▸ TO DO
Could you return, character for character, every line from the start of the records up to and including the line with "entry-signature: IV F 6"?

── RECORDS SHOWN

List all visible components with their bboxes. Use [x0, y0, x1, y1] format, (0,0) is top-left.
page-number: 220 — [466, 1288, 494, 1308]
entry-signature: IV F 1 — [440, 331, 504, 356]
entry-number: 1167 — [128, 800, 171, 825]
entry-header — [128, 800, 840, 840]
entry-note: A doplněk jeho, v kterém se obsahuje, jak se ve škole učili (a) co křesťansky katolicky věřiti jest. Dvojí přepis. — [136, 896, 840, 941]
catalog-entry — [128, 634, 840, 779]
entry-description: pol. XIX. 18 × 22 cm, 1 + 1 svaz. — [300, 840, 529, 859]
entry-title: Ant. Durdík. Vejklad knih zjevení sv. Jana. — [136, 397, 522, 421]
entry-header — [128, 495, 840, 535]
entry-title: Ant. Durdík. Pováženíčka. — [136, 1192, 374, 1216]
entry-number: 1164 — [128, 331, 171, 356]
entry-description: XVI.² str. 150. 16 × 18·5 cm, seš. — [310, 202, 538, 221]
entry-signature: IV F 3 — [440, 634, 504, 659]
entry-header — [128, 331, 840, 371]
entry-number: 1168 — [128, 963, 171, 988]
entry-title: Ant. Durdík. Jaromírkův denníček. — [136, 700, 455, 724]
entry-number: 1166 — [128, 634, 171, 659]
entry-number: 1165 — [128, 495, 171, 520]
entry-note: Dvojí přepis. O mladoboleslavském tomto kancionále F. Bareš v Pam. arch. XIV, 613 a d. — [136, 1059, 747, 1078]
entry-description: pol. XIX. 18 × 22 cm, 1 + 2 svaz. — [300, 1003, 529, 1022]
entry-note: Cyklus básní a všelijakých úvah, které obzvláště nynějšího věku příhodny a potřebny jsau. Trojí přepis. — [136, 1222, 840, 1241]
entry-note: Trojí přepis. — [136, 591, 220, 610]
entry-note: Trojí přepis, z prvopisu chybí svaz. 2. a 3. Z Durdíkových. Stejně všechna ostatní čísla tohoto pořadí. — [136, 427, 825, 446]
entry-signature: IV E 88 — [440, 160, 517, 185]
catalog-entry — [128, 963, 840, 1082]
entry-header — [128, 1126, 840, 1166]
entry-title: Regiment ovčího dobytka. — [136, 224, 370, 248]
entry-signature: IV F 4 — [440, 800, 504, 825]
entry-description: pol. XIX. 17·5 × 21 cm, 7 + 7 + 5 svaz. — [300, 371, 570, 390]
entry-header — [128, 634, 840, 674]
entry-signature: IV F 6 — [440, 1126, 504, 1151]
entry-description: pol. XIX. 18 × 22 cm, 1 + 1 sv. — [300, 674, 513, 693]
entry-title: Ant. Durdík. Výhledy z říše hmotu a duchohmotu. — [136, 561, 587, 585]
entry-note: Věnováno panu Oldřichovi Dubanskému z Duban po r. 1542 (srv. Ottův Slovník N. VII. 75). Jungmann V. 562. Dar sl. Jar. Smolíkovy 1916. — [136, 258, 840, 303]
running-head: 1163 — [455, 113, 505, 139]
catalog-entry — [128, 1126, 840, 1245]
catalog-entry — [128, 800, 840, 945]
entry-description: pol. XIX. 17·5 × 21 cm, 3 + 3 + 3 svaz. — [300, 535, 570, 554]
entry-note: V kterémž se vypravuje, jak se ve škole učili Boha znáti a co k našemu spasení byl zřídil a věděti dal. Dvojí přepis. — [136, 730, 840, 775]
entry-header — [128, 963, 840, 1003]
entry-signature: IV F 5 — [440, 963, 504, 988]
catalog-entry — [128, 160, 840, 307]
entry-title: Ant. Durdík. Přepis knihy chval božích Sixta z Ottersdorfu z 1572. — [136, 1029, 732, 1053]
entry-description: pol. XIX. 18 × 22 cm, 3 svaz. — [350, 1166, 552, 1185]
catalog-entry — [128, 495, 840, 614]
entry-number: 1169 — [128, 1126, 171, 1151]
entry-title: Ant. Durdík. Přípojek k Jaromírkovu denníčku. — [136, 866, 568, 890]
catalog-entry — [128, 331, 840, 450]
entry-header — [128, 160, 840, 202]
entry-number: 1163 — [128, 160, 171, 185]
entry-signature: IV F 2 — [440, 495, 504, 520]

────

▸ CORRECT RESPONSE
List all visible components with their bboxes. Use [x0, y0, x1, y1] format, (0,0) is top-left.
page-number: 220 — [466, 1288, 494, 1308]
entry-signature: IV F 1 — [440, 331, 504, 356]
entry-number: 1167 — [128, 800, 171, 825]
entry-header — [128, 800, 840, 840]
entry-note: A doplněk jeho, v kterém se obsahuje, jak se ve škole učili (a) co křesťansky katolicky věřiti jest. Dvojí přepis. — [136, 896, 840, 941]
catalog-entry — [128, 634, 840, 779]
entry-description: pol. XIX. 18 × 22 cm, 1 + 1 svaz. — [300, 840, 529, 859]
entry-title: Ant. Durdík. Vejklad knih zjevení sv. Jana. — [136, 397, 522, 421]
entry-header — [128, 495, 840, 535]
entry-title: Ant. Durdík. Pováženíčka. — [136, 1192, 374, 1216]
entry-number: 1164 — [128, 331, 171, 356]
entry-description: XVI.² str. 150. 16 × 18·5 cm, seš. — [310, 202, 538, 221]
entry-signature: IV F 3 — [440, 634, 504, 659]
entry-header — [128, 331, 840, 371]
entry-number: 1168 — [128, 963, 171, 988]
entry-title: Ant. Durdík. Jaromírkův denníček. — [136, 700, 455, 724]
entry-number: 1166 — [128, 634, 171, 659]
entry-number: 1165 — [128, 495, 171, 520]
entry-note: Dvojí přepis. O mladoboleslavském tomto kancionále F. Bareš v Pam. arch. XIV, 613 a d. — [136, 1059, 747, 1078]
entry-description: pol. XIX. 18 × 22 cm, 1 + 2 svaz. — [300, 1003, 529, 1022]
entry-note: Cyklus básní a všelijakých úvah, které obzvláště nynějšího věku příhodny a potřebny jsau. Trojí přepis. — [136, 1222, 840, 1241]
entry-note: Trojí přepis. — [136, 591, 220, 610]
entry-note: Trojí přepis, z prvopisu chybí svaz. 2. a 3. Z Durdíkových. Stejně všechna ostatní čísla tohoto pořadí. — [136, 427, 825, 446]
entry-signature: IV E 88 — [440, 160, 517, 185]
catalog-entry — [128, 963, 840, 1082]
entry-header — [128, 1126, 840, 1166]
entry-title: Regiment ovčího dobytka. — [136, 224, 370, 248]
entry-signature: IV F 4 — [440, 800, 504, 825]
entry-description: pol. XIX. 17·5 × 21 cm, 7 + 7 + 5 svaz. — [300, 371, 570, 390]
entry-header — [128, 634, 840, 674]
entry-signature: IV F 6 — [440, 1126, 504, 1151]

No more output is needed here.